▶ [REQUIREMENT] Copy out the listing in full, exactly as written, but not its pictures.
-------- INPUT DATA --------
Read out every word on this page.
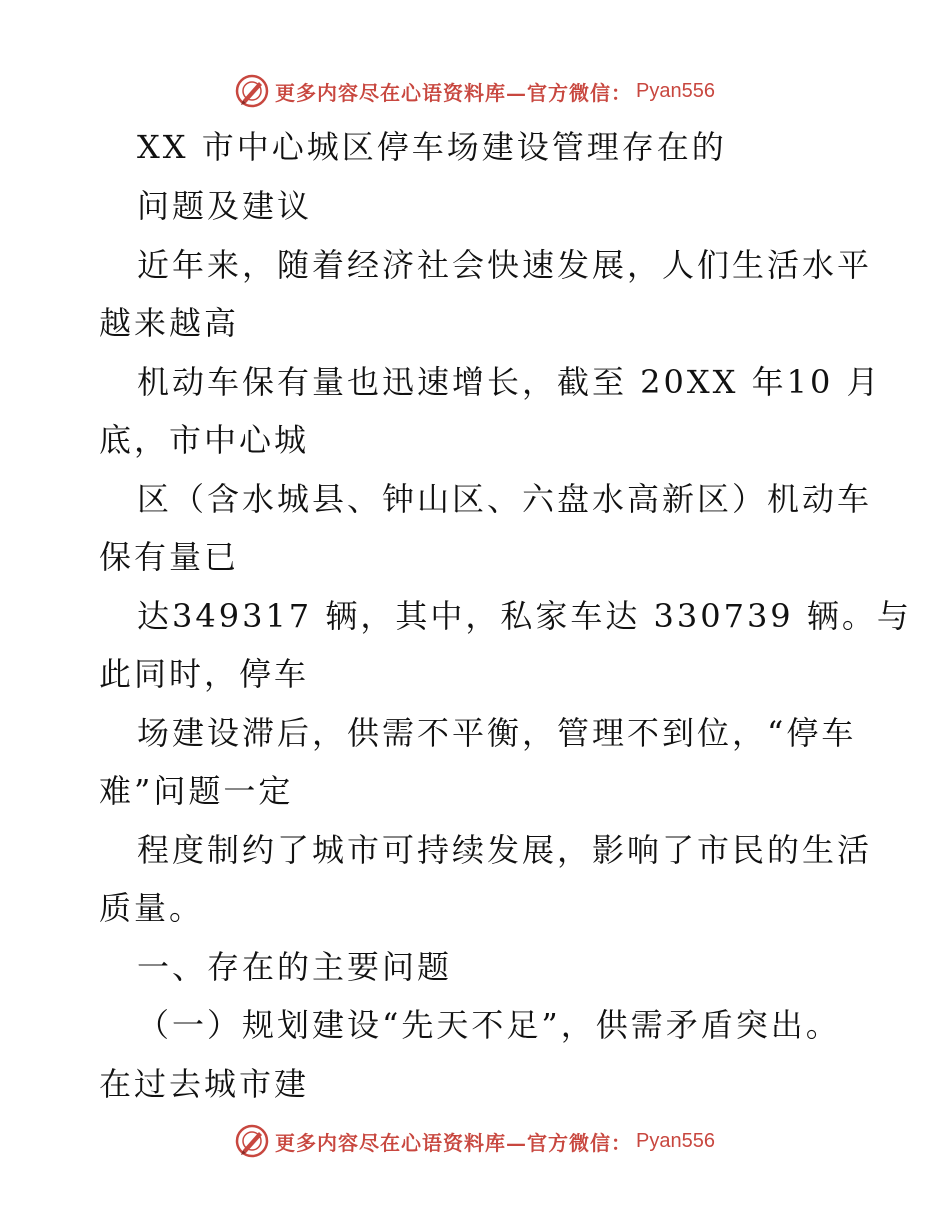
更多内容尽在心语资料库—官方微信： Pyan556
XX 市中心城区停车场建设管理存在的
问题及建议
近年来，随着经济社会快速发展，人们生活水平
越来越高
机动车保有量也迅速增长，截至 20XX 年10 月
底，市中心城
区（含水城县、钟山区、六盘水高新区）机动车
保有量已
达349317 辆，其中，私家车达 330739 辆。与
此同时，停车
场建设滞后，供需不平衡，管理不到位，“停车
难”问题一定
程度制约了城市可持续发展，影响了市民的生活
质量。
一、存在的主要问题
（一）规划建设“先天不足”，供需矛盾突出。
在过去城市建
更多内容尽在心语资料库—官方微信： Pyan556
--------
▶ [REPLY]
Read out every word on this page.
更多内容尽在心语资料库—官方微信： Pyan556
XX 市中心城区停车场建设管理存在的
问题及建议
近年来，随着经济社会快速发展，人们生活水平
越来越高
机动车保有量也迅速增长，截至 20XX 年10 月
底，市中心城
区（含水城县、钟山区、六盘水高新区）机动车
保有量已
达349317 辆，其中，私家车达 330739 辆。与
此同时，停车
场建设滞后，供需不平衡，管理不到位，“停车
难”问题一定
程度制约了城市可持续发展，影响了市民的生活
质量。
一、存在的主要问题
（一）规划建设“先天不足”，供需矛盾突出。
在过去城市建
更多内容尽在心语资料库—官方微信： Pyan556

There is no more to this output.